**Written instruction:** Copy each line containing the word "this" from the records that follow, please.

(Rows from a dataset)
==================================================

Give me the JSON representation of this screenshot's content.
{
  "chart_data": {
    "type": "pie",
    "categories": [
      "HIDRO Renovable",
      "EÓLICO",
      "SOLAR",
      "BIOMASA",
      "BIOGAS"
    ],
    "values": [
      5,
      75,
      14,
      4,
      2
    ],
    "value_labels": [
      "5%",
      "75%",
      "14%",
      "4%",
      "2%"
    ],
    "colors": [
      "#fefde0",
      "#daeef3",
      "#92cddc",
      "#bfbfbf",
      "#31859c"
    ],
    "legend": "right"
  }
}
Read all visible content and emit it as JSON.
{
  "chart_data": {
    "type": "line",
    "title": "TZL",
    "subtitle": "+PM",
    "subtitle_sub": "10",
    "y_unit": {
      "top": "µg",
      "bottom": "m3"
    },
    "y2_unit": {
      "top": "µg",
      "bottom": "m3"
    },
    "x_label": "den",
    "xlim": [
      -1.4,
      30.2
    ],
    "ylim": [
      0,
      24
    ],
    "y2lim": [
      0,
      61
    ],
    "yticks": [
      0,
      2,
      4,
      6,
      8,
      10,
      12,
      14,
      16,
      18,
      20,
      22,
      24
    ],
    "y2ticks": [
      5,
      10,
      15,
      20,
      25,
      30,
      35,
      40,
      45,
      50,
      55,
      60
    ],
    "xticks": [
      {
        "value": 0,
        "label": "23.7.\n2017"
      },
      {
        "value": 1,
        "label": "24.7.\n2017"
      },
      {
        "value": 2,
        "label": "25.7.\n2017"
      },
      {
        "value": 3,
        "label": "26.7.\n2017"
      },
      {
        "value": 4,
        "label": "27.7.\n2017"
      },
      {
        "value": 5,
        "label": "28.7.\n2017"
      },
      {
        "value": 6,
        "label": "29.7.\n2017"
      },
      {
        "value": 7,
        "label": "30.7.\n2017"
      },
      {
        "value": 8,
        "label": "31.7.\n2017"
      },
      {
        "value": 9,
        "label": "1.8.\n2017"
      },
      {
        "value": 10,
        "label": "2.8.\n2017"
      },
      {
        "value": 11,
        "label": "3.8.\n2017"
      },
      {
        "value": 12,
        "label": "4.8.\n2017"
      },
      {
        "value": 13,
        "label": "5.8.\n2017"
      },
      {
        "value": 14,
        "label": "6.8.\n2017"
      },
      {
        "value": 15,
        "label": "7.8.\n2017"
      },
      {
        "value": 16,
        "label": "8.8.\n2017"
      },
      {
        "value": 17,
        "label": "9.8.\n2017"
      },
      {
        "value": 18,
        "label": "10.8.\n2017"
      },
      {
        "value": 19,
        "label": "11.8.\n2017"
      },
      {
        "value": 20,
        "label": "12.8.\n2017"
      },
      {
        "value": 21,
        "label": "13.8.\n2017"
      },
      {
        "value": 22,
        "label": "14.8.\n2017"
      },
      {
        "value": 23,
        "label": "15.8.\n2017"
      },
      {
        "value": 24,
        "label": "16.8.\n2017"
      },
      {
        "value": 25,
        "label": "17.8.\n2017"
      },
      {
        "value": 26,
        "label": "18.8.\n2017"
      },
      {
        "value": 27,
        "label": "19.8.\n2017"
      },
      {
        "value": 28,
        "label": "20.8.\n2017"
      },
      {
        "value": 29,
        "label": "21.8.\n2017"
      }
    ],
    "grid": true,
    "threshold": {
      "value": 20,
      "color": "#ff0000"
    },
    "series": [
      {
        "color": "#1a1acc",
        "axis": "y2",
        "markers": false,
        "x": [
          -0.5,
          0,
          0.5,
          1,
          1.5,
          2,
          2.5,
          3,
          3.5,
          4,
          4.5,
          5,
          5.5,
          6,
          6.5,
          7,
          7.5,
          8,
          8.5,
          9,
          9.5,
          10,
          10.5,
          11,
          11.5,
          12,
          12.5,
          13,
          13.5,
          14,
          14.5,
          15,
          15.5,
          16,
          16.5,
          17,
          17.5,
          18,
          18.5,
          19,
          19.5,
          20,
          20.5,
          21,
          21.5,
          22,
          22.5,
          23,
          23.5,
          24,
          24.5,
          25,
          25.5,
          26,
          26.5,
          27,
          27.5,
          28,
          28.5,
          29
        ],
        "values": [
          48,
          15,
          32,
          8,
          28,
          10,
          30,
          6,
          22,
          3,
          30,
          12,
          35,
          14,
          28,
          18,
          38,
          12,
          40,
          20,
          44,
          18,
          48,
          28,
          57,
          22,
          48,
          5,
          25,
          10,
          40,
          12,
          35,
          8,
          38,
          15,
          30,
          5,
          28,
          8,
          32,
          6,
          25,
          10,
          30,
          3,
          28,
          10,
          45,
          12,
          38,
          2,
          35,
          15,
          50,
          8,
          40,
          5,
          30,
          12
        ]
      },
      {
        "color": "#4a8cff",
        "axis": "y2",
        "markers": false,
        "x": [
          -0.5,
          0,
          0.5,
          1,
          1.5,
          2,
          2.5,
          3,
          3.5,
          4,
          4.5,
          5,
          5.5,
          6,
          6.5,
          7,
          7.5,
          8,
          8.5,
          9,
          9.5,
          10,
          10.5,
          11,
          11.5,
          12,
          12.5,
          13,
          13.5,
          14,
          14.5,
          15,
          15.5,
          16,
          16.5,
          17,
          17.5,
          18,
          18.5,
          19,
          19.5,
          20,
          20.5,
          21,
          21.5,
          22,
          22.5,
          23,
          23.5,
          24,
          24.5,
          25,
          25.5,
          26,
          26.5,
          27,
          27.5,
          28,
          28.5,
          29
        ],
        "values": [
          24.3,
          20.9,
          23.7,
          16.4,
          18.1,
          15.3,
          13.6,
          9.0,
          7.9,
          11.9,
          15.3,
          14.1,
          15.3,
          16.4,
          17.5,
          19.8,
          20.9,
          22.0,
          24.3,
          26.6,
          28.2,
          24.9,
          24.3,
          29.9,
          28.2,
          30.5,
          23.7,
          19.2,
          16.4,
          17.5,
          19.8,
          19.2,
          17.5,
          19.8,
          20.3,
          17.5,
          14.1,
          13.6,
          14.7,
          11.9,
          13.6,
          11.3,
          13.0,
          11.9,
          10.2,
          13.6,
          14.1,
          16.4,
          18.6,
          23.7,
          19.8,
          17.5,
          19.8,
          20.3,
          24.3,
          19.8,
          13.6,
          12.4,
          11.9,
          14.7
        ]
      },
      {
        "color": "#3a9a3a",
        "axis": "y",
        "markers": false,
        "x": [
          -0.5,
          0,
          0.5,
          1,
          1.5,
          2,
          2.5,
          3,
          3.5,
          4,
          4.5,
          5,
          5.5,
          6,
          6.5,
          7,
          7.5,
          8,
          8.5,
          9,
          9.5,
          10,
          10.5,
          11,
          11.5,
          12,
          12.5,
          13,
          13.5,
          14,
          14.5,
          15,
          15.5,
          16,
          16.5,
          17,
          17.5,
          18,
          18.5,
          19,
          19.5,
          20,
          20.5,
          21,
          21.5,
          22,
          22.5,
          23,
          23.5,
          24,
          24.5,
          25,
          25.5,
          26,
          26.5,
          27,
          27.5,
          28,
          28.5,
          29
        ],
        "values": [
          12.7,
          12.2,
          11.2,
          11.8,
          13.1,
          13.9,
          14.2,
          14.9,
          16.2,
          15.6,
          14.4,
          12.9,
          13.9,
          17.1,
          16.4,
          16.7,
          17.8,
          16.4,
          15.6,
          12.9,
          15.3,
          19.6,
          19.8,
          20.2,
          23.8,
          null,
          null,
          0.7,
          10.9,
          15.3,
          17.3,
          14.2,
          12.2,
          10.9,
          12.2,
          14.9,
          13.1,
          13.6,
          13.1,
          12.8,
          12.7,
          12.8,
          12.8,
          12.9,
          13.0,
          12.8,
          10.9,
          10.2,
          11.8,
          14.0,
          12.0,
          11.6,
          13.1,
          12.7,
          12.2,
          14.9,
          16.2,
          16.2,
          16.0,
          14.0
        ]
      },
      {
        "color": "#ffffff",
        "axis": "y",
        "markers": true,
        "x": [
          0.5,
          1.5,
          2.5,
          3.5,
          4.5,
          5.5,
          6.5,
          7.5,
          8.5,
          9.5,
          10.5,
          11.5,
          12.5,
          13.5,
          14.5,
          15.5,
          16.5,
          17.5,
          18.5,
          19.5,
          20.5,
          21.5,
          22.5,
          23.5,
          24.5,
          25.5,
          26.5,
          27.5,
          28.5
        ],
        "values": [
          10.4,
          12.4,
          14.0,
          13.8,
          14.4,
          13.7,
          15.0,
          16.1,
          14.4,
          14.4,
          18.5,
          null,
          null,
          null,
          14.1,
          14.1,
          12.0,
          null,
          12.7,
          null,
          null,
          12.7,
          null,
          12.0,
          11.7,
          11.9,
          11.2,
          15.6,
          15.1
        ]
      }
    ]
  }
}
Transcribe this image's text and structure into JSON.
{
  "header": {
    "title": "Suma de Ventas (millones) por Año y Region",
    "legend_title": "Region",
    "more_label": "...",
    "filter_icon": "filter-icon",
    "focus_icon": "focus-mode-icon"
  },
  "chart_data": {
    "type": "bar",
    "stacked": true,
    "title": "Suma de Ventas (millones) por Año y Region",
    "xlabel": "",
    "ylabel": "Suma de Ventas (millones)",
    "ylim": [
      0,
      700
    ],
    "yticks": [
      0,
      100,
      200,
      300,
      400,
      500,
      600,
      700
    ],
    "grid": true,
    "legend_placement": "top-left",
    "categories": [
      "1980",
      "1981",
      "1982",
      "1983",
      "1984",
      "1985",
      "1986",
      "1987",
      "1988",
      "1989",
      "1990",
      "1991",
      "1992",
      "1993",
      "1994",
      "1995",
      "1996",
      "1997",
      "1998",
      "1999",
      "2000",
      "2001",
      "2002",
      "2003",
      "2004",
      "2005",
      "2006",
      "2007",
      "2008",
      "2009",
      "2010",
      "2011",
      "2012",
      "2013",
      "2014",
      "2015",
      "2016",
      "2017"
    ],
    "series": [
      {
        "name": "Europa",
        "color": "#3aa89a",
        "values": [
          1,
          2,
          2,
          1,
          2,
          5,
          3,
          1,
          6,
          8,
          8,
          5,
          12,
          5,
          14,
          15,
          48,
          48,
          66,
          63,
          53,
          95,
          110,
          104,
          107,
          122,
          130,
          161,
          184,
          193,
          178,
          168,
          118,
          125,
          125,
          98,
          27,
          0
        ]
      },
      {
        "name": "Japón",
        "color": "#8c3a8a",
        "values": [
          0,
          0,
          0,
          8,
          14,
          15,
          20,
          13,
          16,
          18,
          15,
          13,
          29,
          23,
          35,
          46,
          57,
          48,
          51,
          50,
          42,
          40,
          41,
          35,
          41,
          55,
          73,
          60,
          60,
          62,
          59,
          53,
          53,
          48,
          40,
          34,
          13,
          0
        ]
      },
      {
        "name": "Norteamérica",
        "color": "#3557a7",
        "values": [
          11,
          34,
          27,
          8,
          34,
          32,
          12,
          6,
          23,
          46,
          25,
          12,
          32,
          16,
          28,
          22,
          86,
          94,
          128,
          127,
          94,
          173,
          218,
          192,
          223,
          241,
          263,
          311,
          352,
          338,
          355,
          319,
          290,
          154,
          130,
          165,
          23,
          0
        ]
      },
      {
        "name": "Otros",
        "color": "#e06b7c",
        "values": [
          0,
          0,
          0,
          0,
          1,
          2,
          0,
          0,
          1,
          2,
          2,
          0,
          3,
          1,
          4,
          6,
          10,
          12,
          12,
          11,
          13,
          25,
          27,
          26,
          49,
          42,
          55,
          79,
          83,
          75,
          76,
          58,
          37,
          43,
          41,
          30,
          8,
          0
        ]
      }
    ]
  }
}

==================================================

**Finished answer:**
Give me the JSON representation of this screenshot's content.
Transcribe this image's text and structure into JSON.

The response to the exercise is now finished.